> **EXCERTO**:
• • • •

(Only in Portuguese)

Ao fazer compras online ou ao pôr um “like” no Facebook, expomos a nossa identidade e privacidade a uma reserva gigantesca de dados. Sim, há aí um enorme potencial para a humanidade. Mas há também uma série de ameaças para as quais temos de estar atentos. Último de uma série de dez textos sobre os riscos da “revolução digital”.

Authors: Joana Gonçalves-Sá – Professor at Nova SBE;  principal investigator of the Data Science and Policy research grupo; Pedro Guedes de Oliveira – Professor at Universidade do Porto

Quando falamos sobre inteligência artificial e sobre a utilização de dados para nos apoiar no processo decisório, uma das maiores vantagens que nos apresentam é a sua neutralidade. Os humanos têm preconceitos e enviesamentos, fragilidades da carne: sabemos, por exemplo, que os juízes são mais duros a partir de meio da manhã e até à hora do almoço [1] e que podem ter preconceitos raciais ou de género [2]. Os algoritmos serão impermeáveis a tudo isto, podendo esperar-se que tragam mais justiça ao sistema.

• • • •

> **ENTRADAS**:
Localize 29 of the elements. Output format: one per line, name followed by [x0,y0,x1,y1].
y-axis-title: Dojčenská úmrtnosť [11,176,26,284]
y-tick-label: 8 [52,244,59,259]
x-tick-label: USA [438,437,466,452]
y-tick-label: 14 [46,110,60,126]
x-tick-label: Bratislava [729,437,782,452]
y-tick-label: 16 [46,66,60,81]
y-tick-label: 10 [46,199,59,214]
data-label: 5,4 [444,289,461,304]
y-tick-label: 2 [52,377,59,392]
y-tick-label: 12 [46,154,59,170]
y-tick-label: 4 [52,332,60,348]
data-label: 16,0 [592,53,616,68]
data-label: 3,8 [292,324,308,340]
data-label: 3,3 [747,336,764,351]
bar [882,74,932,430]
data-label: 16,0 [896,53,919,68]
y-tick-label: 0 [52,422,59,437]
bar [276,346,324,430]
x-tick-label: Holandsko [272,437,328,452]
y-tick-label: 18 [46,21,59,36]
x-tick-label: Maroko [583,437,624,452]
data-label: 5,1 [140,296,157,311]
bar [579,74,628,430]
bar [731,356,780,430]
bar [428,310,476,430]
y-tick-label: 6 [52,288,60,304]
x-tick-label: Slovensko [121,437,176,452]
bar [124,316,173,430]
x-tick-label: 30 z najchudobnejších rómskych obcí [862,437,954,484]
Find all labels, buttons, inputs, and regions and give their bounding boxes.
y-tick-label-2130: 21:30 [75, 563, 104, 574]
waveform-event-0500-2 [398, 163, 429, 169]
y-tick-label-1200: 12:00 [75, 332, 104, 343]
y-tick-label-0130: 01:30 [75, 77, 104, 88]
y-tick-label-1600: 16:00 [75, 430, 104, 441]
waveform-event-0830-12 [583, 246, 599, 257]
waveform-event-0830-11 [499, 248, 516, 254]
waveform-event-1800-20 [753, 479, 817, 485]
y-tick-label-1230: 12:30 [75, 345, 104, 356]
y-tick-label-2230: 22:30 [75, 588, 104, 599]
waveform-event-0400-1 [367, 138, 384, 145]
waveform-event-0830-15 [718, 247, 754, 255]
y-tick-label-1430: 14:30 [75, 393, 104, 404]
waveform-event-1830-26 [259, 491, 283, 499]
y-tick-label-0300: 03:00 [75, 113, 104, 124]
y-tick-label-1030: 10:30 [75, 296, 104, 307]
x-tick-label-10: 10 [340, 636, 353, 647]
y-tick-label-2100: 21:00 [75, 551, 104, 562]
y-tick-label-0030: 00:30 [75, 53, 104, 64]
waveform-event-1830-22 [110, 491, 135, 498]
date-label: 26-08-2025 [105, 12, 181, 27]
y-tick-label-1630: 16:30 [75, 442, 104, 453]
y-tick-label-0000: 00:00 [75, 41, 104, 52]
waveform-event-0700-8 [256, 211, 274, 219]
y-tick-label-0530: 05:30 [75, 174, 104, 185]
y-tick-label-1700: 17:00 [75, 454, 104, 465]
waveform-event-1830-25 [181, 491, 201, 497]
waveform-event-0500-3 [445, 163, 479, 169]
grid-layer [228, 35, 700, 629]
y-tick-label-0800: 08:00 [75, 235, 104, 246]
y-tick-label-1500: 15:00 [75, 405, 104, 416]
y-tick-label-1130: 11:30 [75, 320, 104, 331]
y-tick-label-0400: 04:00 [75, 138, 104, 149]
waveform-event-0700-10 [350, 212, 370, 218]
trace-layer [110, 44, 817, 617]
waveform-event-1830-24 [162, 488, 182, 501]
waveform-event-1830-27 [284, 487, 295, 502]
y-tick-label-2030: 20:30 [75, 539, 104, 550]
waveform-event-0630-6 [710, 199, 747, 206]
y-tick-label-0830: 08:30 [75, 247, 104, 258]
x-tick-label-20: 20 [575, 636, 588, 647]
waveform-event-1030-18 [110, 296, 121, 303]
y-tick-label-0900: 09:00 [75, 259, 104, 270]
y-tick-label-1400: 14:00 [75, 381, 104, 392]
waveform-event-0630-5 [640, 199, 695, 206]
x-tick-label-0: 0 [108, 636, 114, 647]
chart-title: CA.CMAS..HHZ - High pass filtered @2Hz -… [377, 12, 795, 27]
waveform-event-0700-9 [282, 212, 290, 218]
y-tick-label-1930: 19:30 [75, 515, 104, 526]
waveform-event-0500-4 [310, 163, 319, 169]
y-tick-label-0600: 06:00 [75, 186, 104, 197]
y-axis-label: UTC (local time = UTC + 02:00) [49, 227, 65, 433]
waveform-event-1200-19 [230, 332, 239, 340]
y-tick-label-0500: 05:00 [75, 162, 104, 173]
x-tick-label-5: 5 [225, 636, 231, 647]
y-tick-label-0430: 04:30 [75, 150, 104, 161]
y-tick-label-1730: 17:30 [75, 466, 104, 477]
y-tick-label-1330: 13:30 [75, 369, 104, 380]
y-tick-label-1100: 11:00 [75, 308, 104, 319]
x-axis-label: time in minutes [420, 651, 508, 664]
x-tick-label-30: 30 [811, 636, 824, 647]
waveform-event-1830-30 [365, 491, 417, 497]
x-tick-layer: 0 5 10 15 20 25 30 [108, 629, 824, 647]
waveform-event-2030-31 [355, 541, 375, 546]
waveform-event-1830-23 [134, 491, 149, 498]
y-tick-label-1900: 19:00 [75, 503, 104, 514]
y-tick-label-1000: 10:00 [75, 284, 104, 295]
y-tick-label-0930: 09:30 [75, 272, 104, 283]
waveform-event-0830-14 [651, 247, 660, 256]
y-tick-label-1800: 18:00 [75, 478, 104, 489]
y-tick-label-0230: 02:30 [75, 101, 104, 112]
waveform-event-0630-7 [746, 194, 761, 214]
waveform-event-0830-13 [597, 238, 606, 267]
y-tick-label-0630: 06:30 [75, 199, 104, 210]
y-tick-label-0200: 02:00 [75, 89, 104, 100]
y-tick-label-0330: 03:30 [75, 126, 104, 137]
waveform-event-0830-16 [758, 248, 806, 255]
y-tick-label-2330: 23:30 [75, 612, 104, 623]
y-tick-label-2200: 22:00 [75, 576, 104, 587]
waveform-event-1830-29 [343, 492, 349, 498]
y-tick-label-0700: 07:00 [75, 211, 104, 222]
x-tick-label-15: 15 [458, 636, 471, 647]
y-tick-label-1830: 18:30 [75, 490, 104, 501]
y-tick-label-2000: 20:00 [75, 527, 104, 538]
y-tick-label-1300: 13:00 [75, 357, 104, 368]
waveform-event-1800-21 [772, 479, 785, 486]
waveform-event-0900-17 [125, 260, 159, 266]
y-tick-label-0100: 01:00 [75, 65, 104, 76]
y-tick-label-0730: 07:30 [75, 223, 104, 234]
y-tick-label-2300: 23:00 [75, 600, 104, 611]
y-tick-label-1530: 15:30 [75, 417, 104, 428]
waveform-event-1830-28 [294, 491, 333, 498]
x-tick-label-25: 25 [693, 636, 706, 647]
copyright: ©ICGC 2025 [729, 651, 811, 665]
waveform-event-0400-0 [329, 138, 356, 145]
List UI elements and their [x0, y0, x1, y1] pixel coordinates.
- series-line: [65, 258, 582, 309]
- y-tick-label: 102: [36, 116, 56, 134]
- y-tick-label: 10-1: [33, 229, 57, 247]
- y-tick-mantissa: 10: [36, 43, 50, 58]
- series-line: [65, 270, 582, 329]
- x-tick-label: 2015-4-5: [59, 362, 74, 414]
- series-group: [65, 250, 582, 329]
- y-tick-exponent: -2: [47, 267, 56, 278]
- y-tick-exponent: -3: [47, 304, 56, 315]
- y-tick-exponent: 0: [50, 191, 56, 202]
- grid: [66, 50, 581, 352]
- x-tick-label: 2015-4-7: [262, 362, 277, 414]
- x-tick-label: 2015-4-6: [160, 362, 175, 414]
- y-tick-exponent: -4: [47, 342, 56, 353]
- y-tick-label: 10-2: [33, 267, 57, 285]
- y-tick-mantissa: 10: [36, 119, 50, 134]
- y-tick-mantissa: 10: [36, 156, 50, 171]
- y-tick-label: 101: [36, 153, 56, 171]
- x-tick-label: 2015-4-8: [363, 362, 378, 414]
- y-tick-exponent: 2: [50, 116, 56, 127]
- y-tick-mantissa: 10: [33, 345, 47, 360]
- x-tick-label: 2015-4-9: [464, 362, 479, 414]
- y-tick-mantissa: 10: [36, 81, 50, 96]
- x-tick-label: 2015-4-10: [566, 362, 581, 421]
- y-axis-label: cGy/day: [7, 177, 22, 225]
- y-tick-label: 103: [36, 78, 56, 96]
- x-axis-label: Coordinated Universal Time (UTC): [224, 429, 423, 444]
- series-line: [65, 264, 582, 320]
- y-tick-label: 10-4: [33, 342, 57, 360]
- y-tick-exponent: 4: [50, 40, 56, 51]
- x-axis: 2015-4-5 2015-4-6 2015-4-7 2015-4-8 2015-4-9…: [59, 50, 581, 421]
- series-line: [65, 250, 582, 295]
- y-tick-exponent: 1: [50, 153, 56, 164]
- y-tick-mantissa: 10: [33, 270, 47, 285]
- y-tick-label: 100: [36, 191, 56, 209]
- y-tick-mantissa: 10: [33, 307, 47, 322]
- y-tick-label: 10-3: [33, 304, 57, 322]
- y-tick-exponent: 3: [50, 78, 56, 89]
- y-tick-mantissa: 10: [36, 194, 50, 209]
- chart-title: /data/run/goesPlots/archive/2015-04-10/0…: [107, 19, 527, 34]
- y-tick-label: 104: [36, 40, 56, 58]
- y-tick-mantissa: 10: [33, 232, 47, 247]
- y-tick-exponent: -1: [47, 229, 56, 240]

• • • •

> **O QUE SE PEDE**:
Responda às perguntas seguintes com base no excerto:
1. De quantos textos é composta a série sobre os riscos da "revolução digital"?
2. Em que instituição é professor Pedro Guedes de Oliveira?
3. Em que período do dia os juízes são mais duros?

> **RESPOSTA FINAL**:
1. Dez textos.
2. Na Universidade do Porto.
3. A partir de meio da manhã e até à hora do almoço.